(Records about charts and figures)
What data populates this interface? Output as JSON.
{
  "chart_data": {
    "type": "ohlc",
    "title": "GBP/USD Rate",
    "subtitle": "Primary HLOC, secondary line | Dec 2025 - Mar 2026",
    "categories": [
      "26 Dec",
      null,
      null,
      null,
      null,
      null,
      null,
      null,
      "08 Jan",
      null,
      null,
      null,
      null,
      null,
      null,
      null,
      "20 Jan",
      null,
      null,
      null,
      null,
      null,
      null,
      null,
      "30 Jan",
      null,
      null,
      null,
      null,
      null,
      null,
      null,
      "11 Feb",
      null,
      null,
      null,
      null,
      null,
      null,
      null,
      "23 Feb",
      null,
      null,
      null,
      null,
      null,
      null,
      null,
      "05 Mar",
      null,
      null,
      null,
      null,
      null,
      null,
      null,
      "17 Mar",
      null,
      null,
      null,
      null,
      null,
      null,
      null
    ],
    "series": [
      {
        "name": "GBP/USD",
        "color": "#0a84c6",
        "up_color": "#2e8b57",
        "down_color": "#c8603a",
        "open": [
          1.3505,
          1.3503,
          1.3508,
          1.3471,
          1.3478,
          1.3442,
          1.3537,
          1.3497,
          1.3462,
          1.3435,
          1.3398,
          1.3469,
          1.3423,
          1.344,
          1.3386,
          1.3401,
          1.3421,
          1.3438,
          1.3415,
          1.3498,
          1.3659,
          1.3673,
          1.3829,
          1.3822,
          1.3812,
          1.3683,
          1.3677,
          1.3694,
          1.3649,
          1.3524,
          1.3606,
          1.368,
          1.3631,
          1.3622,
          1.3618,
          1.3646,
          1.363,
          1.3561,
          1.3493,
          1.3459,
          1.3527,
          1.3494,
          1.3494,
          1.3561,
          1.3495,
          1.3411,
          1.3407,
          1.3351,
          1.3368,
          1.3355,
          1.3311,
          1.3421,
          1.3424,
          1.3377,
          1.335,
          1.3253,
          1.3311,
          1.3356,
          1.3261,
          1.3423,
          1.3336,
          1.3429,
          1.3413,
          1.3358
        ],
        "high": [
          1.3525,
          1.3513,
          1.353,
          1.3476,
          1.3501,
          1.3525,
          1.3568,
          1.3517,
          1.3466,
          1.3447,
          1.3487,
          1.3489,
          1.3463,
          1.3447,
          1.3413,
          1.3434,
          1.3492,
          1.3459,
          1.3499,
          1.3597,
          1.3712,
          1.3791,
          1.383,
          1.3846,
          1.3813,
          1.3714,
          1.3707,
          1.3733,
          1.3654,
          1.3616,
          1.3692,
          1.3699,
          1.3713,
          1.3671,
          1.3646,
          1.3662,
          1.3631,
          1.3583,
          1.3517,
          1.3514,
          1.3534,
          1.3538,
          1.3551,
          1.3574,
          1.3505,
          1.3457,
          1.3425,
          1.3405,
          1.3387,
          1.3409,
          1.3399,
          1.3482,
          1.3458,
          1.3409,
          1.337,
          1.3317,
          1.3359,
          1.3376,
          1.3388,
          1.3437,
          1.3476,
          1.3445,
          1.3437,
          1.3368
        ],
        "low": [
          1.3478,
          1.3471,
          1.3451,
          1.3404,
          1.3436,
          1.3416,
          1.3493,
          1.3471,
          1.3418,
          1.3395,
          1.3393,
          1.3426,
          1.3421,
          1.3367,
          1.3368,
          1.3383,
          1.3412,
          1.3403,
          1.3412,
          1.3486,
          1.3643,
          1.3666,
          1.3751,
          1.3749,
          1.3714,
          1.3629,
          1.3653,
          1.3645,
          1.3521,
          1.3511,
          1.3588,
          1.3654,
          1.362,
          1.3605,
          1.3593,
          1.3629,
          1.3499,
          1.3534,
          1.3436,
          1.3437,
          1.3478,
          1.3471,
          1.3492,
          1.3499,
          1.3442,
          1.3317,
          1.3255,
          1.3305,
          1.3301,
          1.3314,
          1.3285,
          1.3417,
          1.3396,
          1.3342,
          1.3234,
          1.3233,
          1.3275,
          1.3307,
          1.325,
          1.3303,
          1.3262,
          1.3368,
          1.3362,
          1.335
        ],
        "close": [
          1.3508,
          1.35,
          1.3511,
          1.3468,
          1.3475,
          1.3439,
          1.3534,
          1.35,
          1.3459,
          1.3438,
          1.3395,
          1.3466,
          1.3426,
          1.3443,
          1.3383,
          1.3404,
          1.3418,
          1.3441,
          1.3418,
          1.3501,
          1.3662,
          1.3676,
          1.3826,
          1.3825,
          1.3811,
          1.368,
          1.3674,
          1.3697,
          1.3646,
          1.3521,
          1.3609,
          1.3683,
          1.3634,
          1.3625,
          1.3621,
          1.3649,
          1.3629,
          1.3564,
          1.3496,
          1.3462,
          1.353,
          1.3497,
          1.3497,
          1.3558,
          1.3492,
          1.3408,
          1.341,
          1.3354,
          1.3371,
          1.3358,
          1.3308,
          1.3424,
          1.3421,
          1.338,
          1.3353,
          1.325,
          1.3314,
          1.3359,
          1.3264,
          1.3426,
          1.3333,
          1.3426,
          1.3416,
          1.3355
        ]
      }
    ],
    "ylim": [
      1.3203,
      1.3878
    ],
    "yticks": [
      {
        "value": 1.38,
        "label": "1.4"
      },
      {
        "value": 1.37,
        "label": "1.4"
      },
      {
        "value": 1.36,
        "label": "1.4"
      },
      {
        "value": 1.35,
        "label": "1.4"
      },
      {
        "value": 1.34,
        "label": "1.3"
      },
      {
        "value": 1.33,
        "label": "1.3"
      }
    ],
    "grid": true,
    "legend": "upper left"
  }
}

DIRECTIONS >> Reproduce the entries above exactly.

RESULT OF THE EXERCISE >>
What data populates this interface? Output as JSON.
{
  "chart_data": {
    "type": "ohlc",
    "title": "GBP/USD Rate",
    "subtitle": "Primary HLOC, secondary line | Dec 2025 - Mar 2026",
    "categories": [
      "26 Dec",
      null,
      null,
      null,
      null,
      null,
      null,
      null,
      "08 Jan",
      null,
      null,
      null,
      null,
      null,
      null,
      null,
      "20 Jan",
      null,
      null,
      null,
      null,
      null,
      null,
      null,
      "30 Jan",
      null,
      null,
      null,
      null,
      null,
      null,
      null,
      "11 Feb",
      null,
      null,
      null,
      null,
      null,
      null,
      null,
      "23 Feb",
      null,
      null,
      null,
      null,
      null,
      null,
      null,
      "05 Mar",
      null,
      null,
      null,
      null,
      null,
      null,
      null,
      "17 Mar",
      null,
      null,
      null,
      null,
      null,
      null,
      null
    ],
    "series": [
      {
        "name": "GBP/USD",
        "color": "#0a84c6",
        "up_color": "#2e8b57",
        "down_color": "#c8603a",
        "open": [
          1.3505,
          1.3503,
          1.3508,
          1.3471,
          1.3478,
          1.3442,
          1.3537,
          1.3497,
          1.3462,
          1.3435,
          1.3398,
          1.3469,
          1.3423,
          1.344,
          1.3386,
          1.3401,
          1.3421,
          1.3438,
          1.3415,
          1.3498,
          1.3659,
          1.3673,
          1.3829,
          1.3822,
          1.3812,
          1.3683,
          1.3677,
          1.3694,
          1.3649,
          1.3524,
          1.3606,
          1.368,
          1.3631,
          1.3622,
          1.3618,
          1.3646,
          1.363,
          1.3561,
          1.3493,
          1.3459,
          1.3527,
          1.3494,
          1.3494,
          1.3561,
          1.3495,
          1.3411,
          1.3407,
          1.3351,
          1.3368,
          1.3355,
          1.3311,
          1.3421,
          1.3424,
          1.3377,
          1.335,
          1.3253,
          1.3311,
          1.3356,
          1.3261,
          1.3423,
          1.3336,
          1.3429,
          1.3413,
          1.3358
        ],
        "high": [
          1.3525,
          1.3513,
          1.353,
          1.3476,
          1.3501,
          1.3525,
          1.3568,
          1.3517,
          1.3466,
          1.3447,
          1.3487,
          1.3489,
          1.3463,
          1.3447,
          1.3413,
          1.3434,
          1.3492,
          1.3459,
          1.3499,
          1.3597,
          1.3712,
          1.3791,
          1.383,
          1.3846,
          1.3813,
          1.3714,
          1.3707,
          1.3733,
          1.3654,
          1.3616,
          1.3692,
          1.3699,
          1.3713,
          1.3671,
          1.3646,
          1.3662,
          1.3631,
          1.3583,
          1.3517,
          1.3514,
          1.3534,
          1.3538,
          1.3551,
          1.3574,
          1.3505,
          1.3457,
          1.3425,
          1.3405,
          1.3387,
          1.3409,
          1.3399,
          1.3482,
          1.3458,
          1.3409,
          1.337,
          1.3317,
          1.3359,
          1.3376,
          1.3388,
          1.3437,
          1.3476,
          1.3445,
          1.3437,
          1.3368
        ],
        "low": [
          1.3478,
          1.3471,
          1.3451,
          1.3404,
          1.3436,
          1.3416,
          1.3493,
          1.3471,
          1.3418,
          1.3395,
          1.3393,
          1.3426,
          1.3421,
          1.3367,
          1.3368,
          1.3383,
          1.3412,
          1.3403,
          1.3412,
          1.3486,
          1.3643,
          1.3666,
          1.3751,
          1.3749,
          1.3714,
          1.3629,
          1.3653,
          1.3645,
          1.3521,
          1.3511,
          1.3588,
          1.3654,
          1.362,
          1.3605,
          1.3593,
          1.3629,
          1.3499,
          1.3534,
          1.3436,
          1.3437,
          1.3478,
          1.3471,
          1.3492,
          1.3499,
          1.3442,
          1.3317,
          1.3255,
          1.3305,
          1.3301,
          1.3314,
          1.3285,
          1.3417,
          1.3396,
          1.3342,
          1.3234,
          1.3233,
          1.3275,
          1.3307,
          1.325,
          1.3303,
          1.3262,
          1.3368,
          1.3362,
          1.335
        ],
        "close": [
          1.3508,
          1.35,
          1.3511,
          1.3468,
          1.3475,
          1.3439,
          1.3534,
          1.35,
          1.3459,
          1.3438,
          1.3395,
          1.3466,
          1.3426,
          1.3443,
          1.3383,
          1.3404,
          1.3418,
          1.3441,
          1.3418,
          1.3501,
          1.3662,
          1.3676,
          1.3826,
          1.3825,
          1.3811,
          1.368,
          1.3674,
          1.3697,
          1.3646,
          1.3521,
          1.3609,
          1.3683,
          1.3634,
          1.3625,
          1.3621,
          1.3649,
          1.3629,
          1.3564,
          1.3496,
          1.3462,
          1.353,
          1.3497,
          1.3497,
          1.3558,
          1.3492,
          1.3408,
          1.341,
          1.3354,
          1.3371,
          1.3358,
          1.3308,
          1.3424,
          1.3421,
          1.338,
          1.3353,
          1.325,
          1.3314,
          1.3359,
          1.3264,
          1.3426,
          1.3333,
          1.3426,
          1.3416,
          1.3355
        ]
      }
    ],
    "ylim": [
      1.3203,
      1.3878
    ],
    "yticks": [
      {
        "value": 1.38,
        "label": "1.4"
      },
      {
        "value": 1.37,
        "label": "1.4"
      },
      {
        "value": 1.36,
        "label": "1.4"
      },
      {
        "value": 1.35,
        "label": "1.4"
      },
      {
        "value": 1.34,
        "label": "1.3"
      },
      {
        "value": 1.33,
        "label": "1.3"
      }
    ],
    "grid": true,
    "legend": "upper left"
  }
}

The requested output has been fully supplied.